Support for Drupal 7 is ending on 5 January 2025—it’s time to migrate to Drupal 10! Learn about the many benefits of Drupal 10 and find migration tools in our resource center.
Calling the l() function with a fully qualified url with an ampersand encodes the ampersand incorrectly.
Example: l("Fake site", "http://www.google.com/test1&test2")
Result: <a href="http://www.google.com/test1&test2">Fake site</a>
Should be: <a href="http://www.google.com/test1%26test2">Fake site</a>
Comment | File | Size | Author |
---|---|---|---|
#44 | url-l-2-D6.patch | 7.87 KB | rdrh555 |
#42 | url-l-D6.patch | 8.07 KB | rdrh555 |
#36 | 303987_fix34.patch | 7.08 KB | jhodgdon |
#33 | 303987redo.patch | 7.04 KB | jhodgdon |
#29 | 303987fixed.patch | 6.47 KB | jhodgdon |
Comments
Comment #1
Damien Tournoud CreditAttribution: Damien Tournoud commentedHum. That's a tricky one. I suggest we write tests first for this, and only then fix the stuff (test driven development, yeah :p). Assigning myself.
Comment #2
j.somers CreditAttribution: j.somers commentedThe problem lies in the decode_entities() function called by the filter_xss_bad_protocol() function. It will use the HTML translation table to do Unicode modifications.
I think quickest solution would be to replace the URL with the correct characters in the drupal_urlencode() function after all the internal checks are completed but then we are talking about much more than only the & sign. I am by far an expert but I don't think there is anything wrong with the current implementation per se, just that further checks are not done.
Comment #3
c960657 CreditAttribution: c960657 commentedI think the current behaviour is correct.
Try this:
l("Sad pandas", "http://www.google.com/search?hl=en&q=sad%20pandas")
Current behaviour: <a href="http://www.google.com/search?hl=en&q=sad%20pandas">Sad pandas</a>
Suggested behaviour: <a href="http://www.google.com/search?hl=en%26q=sad%20pandas">Sad pandas</a>
If you encode & as %26, the link will not direct you to a query for "sad pandas". Or did I misunderstand you?
Comment #4
Damien Tournoud CreditAttribution: Damien Tournoud commented&
should be encoded as%26
if part of the path. It should only stay & if part of the query. Type "sad & panda" in google, you will see.Comment #5
c960657 CreditAttribution: c960657 commentedEncoding issues are really tricky to discuss, because you never know which "level" people are referring to. Perhaps it would ease the understanding if someone would give an example of a real URL (not the dummy Google URL that returns 404 Not found) that is not being handled correctly by l().

Data
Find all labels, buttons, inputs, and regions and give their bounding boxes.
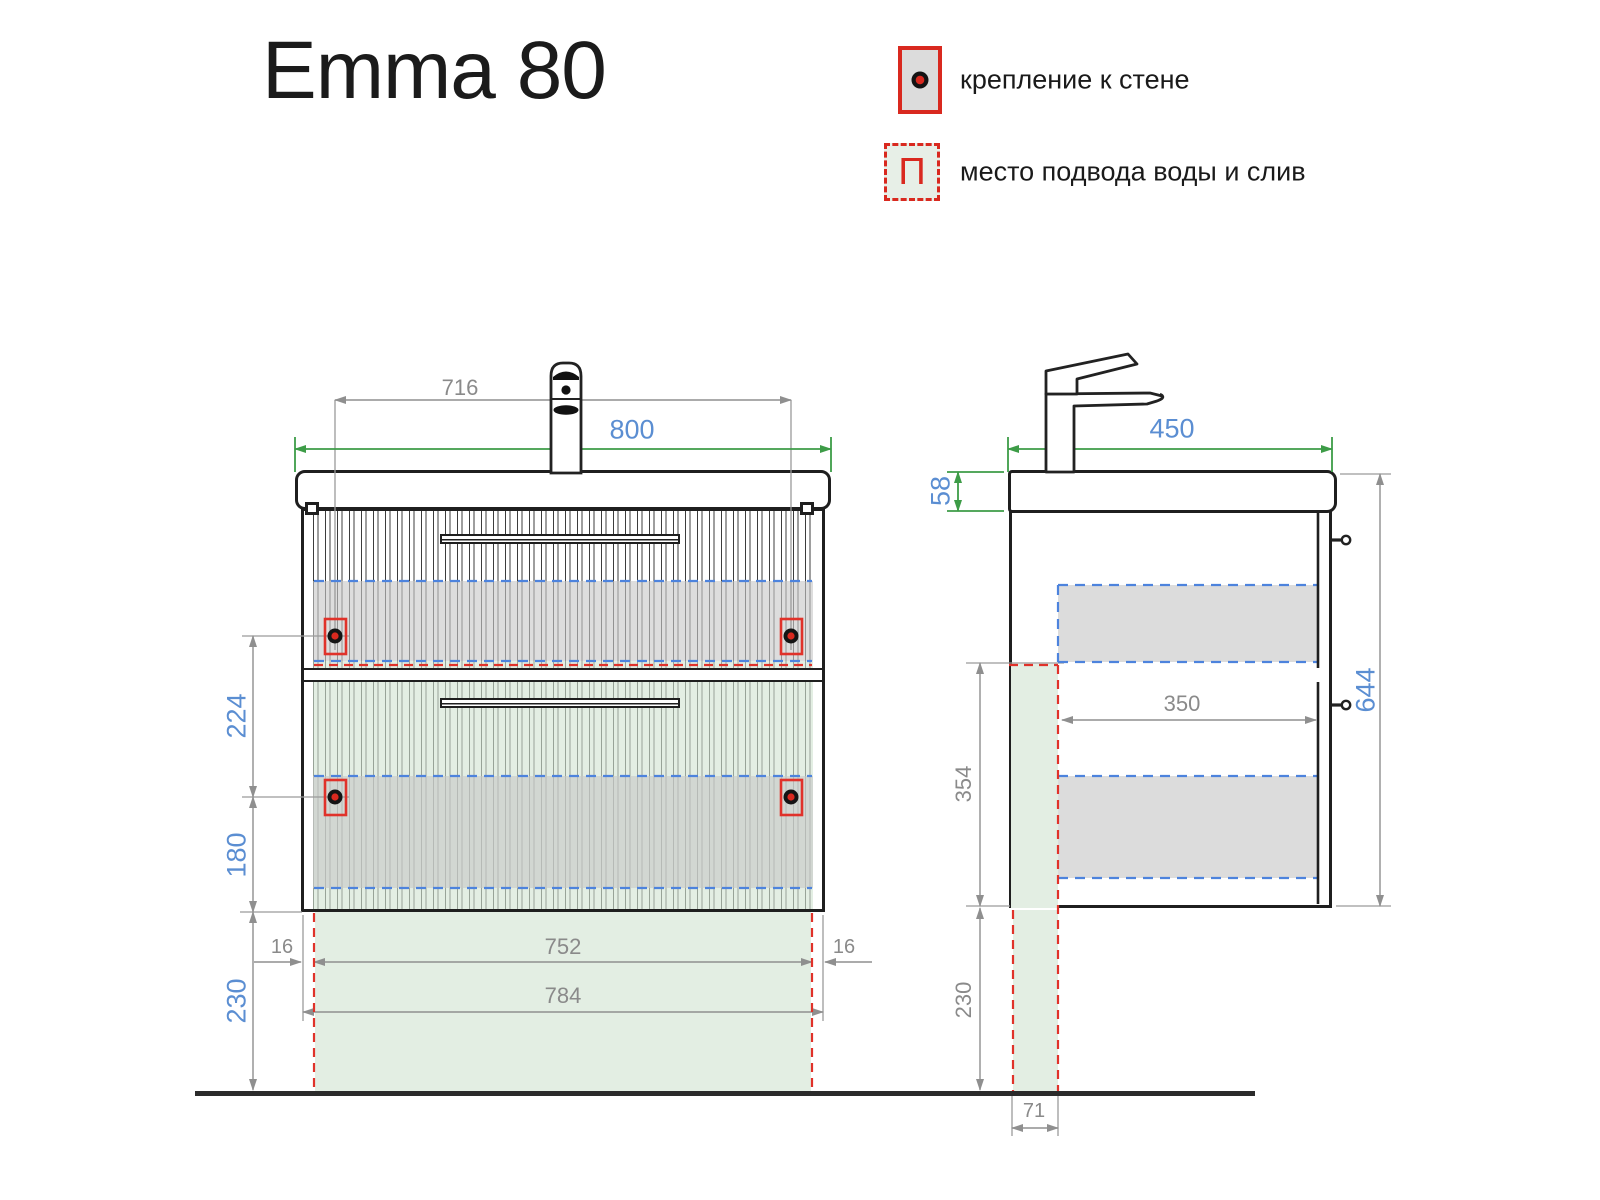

Directive 1
Return the passage of the Drupal thread that begins at the words "I think quickest" and stops after "are not done.".
Directive 2
In the Drupal thread, which function called by filter_xss_bad_protocol() does j.somers identify as the source of the problem?
Directive 3
Translate this sentence from the Drupal thread into Spanish: "Encoding issues are really tricky to discuss, because you never know which 'level' people are referring to."

Written reply 1
I think quickest solution would be to replace the URL with the correct characters in the drupal_urlencode() function after all the internal checks are completed but then we are talking about much more than only the & sign. I am by far an expert but I don't think there is anything wrong with the current implementation per se, just that further checks are not done.

Written reply 2
The decode_entities() function.

Written reply 3
Los problemas de codificación son realmente difíciles de discutir, porque nunca se sabe a qué «nivel» se refiere la gente.